** begin Rows **

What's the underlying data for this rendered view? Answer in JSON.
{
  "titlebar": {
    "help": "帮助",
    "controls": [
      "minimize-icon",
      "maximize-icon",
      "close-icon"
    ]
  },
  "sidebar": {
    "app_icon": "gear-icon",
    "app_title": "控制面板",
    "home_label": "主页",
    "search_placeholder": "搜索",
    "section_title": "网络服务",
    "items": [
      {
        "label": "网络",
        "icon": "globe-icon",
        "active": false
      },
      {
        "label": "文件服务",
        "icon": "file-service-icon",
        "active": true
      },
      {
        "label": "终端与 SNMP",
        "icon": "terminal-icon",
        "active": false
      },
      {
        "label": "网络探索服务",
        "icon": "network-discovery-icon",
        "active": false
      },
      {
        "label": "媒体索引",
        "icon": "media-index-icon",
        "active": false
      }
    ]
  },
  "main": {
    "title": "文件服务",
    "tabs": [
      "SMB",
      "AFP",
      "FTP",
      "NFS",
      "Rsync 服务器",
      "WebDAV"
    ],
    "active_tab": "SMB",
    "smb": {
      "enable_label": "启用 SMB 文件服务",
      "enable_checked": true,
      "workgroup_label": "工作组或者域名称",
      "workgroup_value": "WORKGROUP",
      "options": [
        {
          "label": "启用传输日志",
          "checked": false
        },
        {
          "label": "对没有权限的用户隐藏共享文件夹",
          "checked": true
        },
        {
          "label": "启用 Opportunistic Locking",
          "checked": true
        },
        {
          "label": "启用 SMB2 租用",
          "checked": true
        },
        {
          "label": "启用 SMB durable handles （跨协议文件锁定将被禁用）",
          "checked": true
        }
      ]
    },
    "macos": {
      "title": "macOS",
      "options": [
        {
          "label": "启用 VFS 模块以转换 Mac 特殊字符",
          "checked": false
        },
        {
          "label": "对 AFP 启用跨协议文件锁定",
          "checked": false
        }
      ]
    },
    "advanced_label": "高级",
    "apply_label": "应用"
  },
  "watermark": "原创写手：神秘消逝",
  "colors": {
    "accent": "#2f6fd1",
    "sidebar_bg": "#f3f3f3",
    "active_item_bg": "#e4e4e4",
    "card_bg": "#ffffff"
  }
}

** end Rows **

# [Instructions to follow]
Pick every line with "文件服务" in it and copy it.

# [Result for this task]
        "label": "文件服务",
    "title": "文件服务",
      "enable_label": "启用 SMB 文件服务",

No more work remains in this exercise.